(Dataset records on visual material)
· · · · ·

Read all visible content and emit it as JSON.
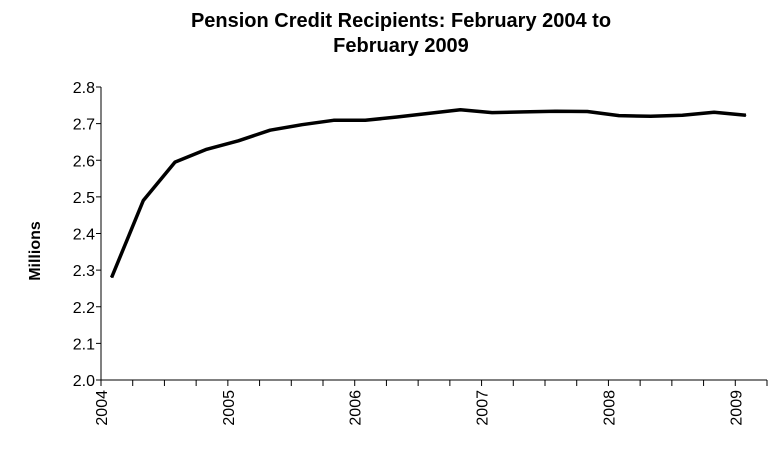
{
  "chart_data": {
    "type": "line",
    "title_lines": [
      "Pension Credit Recipients: February 2004 to",
      "February 2009"
    ],
    "xlabel": "",
    "ylabel": "Millions",
    "ylim": [
      2.0,
      2.8
    ],
    "y_ticks": [
      "2.0",
      "2.1",
      "2.2",
      "2.3",
      "2.4",
      "2.5",
      "2.6",
      "2.7",
      "2.8"
    ],
    "x_tick_labels": [
      "2004",
      "2005",
      "2006",
      "2007",
      "2008",
      "2009"
    ],
    "grid": false,
    "legend": "none",
    "line_color": "#000000",
    "series": [
      {
        "values": [
          {
            "x": "2004-02",
            "y": 2.28
          },
          {
            "x": "2004-05",
            "y": 2.49
          },
          {
            "x": "2004-08",
            "y": 2.595
          },
          {
            "x": "2004-11",
            "y": 2.63
          },
          {
            "x": "2005-02",
            "y": 2.653
          },
          {
            "x": "2005-05",
            "y": 2.682
          },
          {
            "x": "2005-08",
            "y": 2.697
          },
          {
            "x": "2005-11",
            "y": 2.709
          },
          {
            "x": "2006-02",
            "y": 2.709
          },
          {
            "x": "2006-05",
            "y": 2.718
          },
          {
            "x": "2006-08",
            "y": 2.728
          },
          {
            "x": "2006-11",
            "y": 2.738
          },
          {
            "x": "2007-02",
            "y": 2.73
          },
          {
            "x": "2007-05",
            "y": 2.732
          },
          {
            "x": "2007-08",
            "y": 2.734
          },
          {
            "x": "2007-11",
            "y": 2.733
          },
          {
            "x": "2008-02",
            "y": 2.722
          },
          {
            "x": "2008-05",
            "y": 2.72
          },
          {
            "x": "2008-08",
            "y": 2.723
          },
          {
            "x": "2008-11",
            "y": 2.731
          },
          {
            "x": "2009-02",
            "y": 2.723
          }
        ]
      }
    ]
  }
}
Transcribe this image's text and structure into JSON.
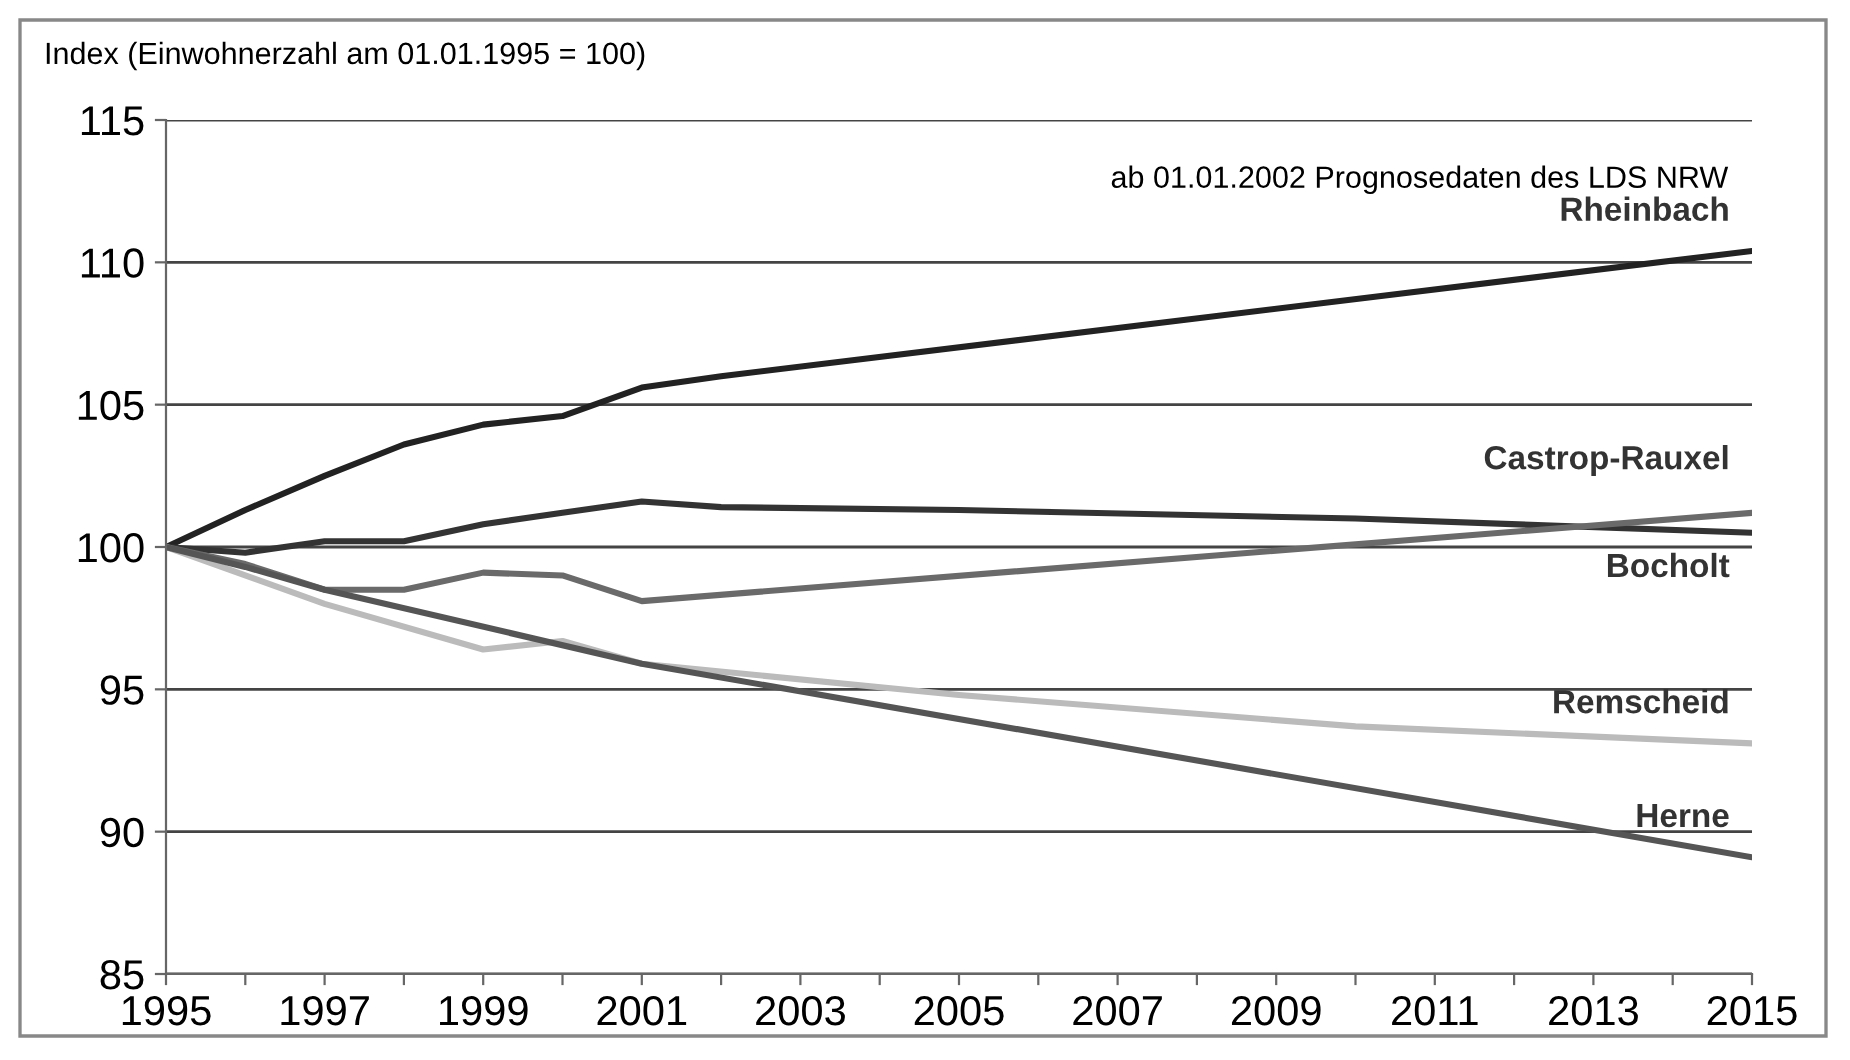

· · · · ·

## Exercise aim
Give only the number of lines in the entries that contain "February".

## The completed task
2